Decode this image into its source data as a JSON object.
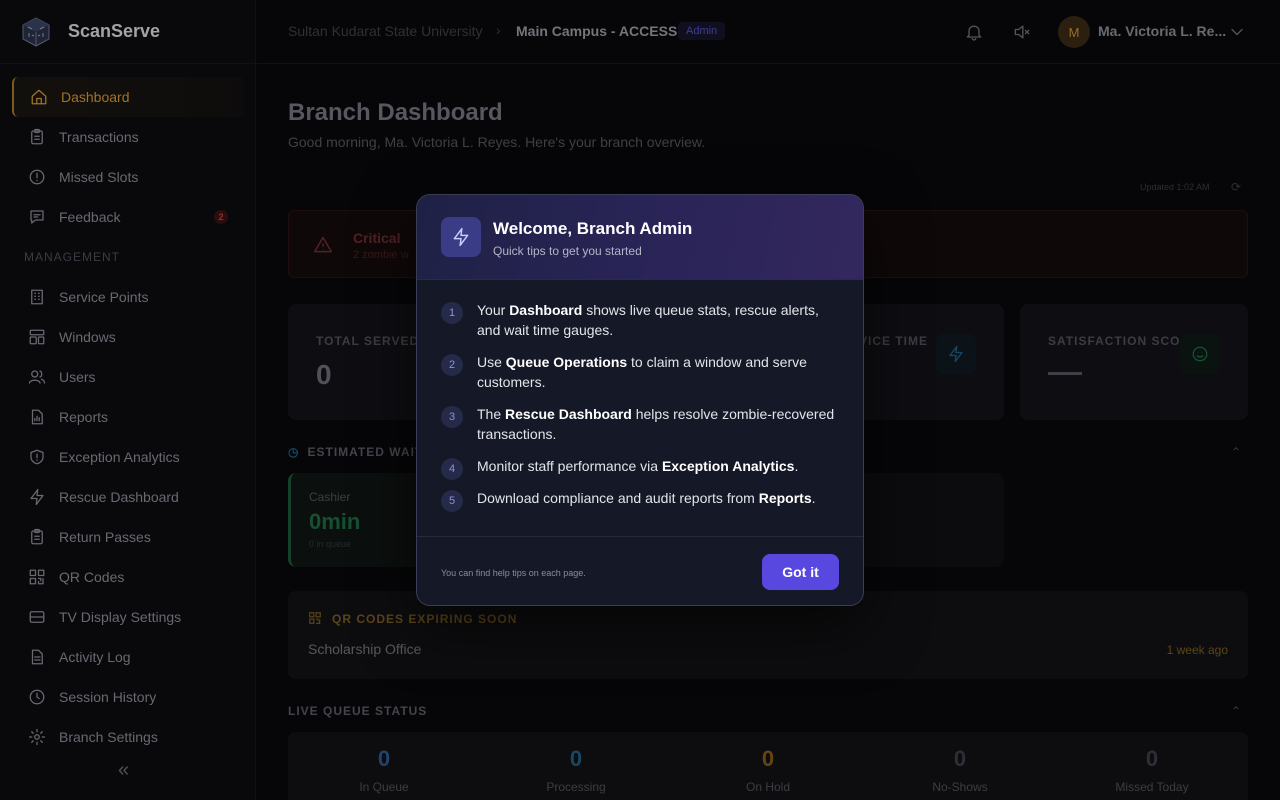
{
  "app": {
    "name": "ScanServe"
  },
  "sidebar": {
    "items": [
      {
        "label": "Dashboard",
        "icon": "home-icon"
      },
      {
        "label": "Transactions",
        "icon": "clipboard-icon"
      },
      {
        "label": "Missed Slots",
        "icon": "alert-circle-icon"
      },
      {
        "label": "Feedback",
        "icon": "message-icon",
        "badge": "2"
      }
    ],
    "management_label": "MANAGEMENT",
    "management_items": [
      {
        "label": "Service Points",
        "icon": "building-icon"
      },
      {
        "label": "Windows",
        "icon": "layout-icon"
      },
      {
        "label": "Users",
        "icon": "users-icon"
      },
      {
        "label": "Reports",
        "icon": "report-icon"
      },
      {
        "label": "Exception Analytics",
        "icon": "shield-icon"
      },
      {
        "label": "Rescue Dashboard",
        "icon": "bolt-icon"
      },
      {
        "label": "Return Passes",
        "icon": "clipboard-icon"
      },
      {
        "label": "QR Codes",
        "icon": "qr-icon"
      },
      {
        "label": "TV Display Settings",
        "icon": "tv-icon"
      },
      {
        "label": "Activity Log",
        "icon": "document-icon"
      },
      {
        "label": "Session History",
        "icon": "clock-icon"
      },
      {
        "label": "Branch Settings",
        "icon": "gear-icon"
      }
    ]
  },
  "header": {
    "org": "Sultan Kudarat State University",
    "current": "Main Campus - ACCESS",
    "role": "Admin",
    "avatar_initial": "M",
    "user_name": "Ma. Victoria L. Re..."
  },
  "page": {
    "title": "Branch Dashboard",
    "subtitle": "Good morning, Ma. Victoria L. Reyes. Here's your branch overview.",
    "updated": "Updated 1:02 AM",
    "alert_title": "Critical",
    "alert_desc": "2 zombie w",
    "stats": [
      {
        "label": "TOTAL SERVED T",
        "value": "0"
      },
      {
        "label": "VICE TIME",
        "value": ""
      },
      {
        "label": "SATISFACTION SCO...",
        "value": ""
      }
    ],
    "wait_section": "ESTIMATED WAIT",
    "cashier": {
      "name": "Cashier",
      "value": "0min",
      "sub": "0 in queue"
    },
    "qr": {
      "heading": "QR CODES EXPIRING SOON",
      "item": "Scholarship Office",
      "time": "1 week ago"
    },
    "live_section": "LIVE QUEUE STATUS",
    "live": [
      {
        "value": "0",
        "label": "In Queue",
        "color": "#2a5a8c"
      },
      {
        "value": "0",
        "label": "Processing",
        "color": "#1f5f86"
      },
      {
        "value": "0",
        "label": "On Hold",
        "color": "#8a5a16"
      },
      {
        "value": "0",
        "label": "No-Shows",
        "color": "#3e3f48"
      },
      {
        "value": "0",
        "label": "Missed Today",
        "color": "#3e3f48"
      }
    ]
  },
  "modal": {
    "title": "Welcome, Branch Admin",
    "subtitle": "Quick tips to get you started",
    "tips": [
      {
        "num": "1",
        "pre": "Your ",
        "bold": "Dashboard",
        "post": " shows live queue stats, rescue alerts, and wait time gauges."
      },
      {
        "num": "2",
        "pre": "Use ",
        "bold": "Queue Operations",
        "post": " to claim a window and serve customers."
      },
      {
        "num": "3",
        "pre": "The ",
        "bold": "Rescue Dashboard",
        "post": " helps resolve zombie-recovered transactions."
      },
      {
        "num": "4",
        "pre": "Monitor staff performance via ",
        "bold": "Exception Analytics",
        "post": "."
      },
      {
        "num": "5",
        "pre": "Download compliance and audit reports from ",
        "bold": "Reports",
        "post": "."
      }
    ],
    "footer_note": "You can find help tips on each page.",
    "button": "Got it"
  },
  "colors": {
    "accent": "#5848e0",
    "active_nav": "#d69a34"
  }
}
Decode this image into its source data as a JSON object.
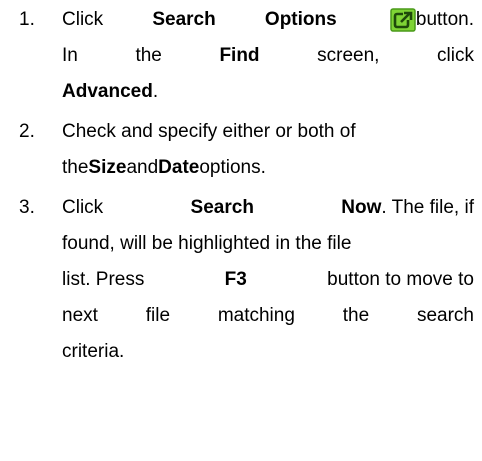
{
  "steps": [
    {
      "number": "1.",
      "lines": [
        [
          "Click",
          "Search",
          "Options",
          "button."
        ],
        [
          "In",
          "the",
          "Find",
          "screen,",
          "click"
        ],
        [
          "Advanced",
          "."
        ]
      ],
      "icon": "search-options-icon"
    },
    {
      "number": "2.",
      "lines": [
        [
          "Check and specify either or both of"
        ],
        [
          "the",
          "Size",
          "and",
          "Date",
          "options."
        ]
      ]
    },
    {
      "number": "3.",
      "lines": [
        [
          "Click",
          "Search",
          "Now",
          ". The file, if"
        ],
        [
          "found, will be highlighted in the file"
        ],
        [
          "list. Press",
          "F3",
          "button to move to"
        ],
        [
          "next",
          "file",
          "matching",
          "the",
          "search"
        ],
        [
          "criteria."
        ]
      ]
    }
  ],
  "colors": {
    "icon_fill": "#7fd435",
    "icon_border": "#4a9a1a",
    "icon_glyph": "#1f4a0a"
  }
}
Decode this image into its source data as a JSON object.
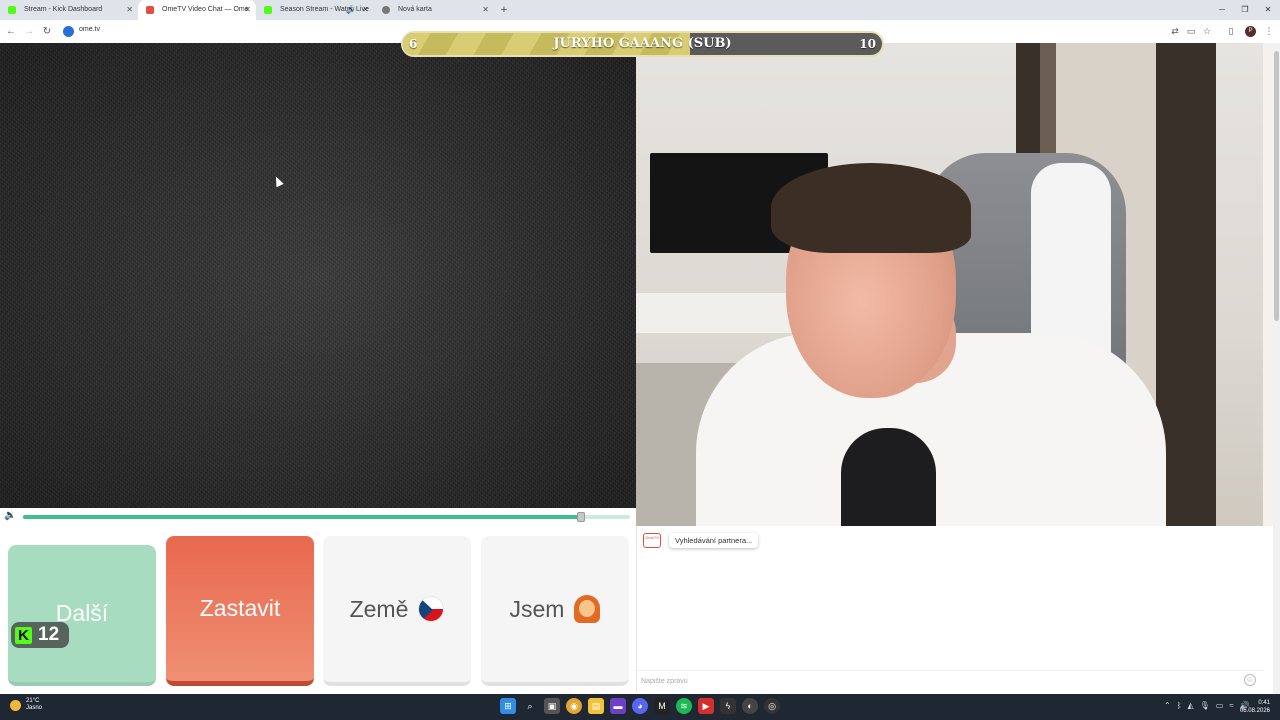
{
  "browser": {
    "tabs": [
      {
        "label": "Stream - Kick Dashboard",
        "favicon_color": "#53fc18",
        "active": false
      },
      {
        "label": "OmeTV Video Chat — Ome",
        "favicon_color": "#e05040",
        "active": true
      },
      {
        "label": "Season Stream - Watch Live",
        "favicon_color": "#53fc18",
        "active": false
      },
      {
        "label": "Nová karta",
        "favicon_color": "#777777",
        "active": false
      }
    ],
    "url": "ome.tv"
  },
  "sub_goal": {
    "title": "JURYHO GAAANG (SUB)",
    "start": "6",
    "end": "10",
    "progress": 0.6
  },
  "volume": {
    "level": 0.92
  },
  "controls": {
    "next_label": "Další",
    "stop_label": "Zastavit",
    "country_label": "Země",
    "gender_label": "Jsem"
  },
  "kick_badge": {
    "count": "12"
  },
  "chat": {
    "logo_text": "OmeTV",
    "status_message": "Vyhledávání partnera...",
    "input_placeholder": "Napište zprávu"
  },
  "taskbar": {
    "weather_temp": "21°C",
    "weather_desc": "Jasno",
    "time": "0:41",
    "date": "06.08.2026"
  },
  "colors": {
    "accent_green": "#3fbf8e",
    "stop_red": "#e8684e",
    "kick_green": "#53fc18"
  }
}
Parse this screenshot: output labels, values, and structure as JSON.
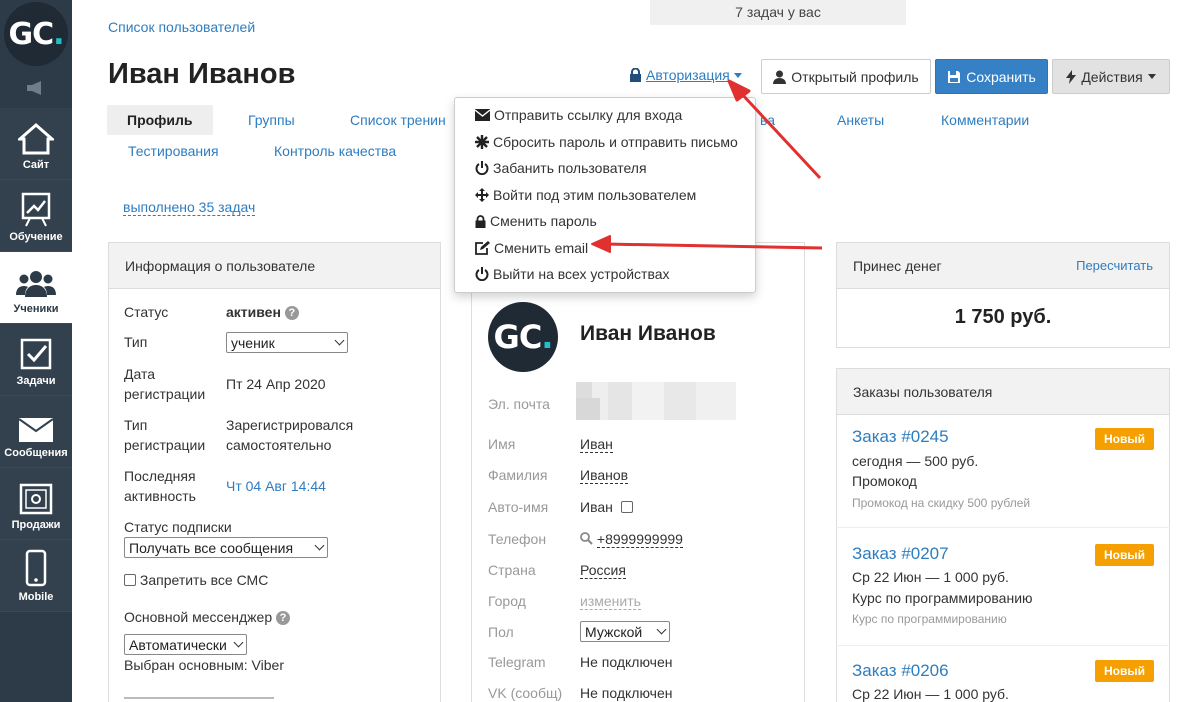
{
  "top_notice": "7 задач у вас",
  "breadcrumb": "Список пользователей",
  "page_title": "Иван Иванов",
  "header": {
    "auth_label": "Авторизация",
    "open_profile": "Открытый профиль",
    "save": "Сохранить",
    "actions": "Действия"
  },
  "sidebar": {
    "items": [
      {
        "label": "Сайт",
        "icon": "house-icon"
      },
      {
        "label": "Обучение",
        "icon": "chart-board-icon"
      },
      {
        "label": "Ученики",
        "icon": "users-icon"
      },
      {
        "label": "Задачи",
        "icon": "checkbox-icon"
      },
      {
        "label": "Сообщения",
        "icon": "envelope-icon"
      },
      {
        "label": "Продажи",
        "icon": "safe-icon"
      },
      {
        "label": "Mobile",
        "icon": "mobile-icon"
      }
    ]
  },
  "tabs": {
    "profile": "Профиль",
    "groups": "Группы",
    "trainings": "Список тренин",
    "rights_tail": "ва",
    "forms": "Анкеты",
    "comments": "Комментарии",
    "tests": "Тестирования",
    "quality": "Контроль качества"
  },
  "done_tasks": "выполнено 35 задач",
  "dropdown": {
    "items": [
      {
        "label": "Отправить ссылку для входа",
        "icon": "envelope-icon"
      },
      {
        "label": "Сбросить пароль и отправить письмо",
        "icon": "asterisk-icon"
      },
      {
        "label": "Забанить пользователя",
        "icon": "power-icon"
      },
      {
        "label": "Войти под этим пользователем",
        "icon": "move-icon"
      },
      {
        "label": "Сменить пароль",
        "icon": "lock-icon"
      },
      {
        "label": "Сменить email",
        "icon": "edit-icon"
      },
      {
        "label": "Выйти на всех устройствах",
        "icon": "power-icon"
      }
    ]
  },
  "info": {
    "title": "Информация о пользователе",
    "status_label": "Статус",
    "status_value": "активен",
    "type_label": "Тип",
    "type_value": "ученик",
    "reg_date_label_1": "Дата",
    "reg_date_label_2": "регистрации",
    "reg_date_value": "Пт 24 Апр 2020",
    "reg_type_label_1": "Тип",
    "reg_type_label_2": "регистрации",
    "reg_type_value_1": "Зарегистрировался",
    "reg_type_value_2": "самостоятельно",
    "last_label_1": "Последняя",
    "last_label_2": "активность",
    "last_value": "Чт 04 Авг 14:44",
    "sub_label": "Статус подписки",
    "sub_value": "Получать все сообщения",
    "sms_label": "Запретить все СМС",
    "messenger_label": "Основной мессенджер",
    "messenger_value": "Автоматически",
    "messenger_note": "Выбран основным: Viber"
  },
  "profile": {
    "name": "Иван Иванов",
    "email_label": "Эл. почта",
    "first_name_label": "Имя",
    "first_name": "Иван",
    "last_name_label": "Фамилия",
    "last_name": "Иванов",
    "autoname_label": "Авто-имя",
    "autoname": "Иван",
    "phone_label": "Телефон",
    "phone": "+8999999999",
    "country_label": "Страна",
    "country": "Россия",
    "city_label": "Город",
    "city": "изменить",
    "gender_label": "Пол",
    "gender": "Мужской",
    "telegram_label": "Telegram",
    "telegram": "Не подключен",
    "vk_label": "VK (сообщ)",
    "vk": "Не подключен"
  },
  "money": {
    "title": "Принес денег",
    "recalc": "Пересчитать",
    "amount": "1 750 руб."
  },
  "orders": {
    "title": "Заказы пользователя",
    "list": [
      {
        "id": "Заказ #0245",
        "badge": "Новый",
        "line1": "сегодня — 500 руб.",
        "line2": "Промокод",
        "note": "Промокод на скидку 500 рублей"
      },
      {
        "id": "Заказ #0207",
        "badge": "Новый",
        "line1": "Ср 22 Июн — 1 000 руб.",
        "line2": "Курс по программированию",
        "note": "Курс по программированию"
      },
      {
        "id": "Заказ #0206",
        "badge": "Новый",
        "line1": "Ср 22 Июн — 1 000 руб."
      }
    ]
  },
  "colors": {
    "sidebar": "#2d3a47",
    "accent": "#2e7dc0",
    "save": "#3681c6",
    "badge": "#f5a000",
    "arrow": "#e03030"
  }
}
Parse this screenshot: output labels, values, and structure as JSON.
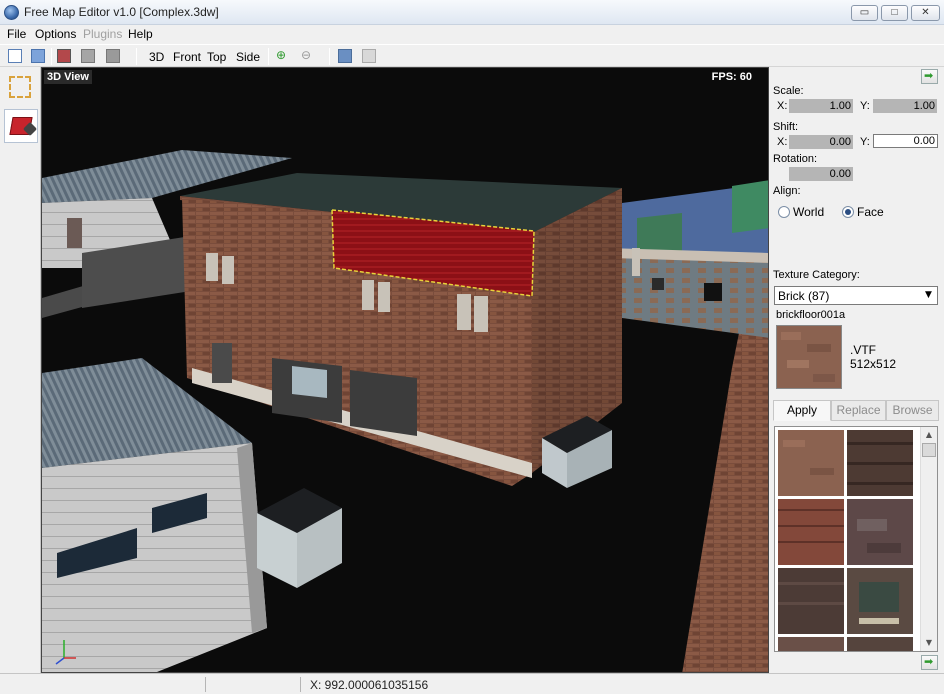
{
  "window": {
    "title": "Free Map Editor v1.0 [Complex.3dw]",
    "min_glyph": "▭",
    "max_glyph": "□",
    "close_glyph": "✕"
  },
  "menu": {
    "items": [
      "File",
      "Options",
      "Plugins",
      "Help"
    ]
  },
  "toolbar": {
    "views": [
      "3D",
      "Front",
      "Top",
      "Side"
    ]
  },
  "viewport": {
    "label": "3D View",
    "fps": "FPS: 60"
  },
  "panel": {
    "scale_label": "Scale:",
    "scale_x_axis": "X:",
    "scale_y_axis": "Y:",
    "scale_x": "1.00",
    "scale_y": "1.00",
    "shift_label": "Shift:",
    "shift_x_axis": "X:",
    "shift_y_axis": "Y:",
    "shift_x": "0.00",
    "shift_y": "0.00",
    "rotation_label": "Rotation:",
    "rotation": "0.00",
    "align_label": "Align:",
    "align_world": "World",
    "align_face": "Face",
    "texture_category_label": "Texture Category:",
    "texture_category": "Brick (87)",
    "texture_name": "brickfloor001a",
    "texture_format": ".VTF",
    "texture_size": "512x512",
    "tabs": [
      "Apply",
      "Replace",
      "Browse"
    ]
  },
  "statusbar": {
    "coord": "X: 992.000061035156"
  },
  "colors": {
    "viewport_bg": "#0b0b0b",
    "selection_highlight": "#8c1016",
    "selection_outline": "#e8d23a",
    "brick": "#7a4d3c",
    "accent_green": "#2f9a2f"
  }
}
★ ★ ★
What is needed:
Reply with only the number of lines in the material above where the string "Статус" appears.

Answer to this exercise:
2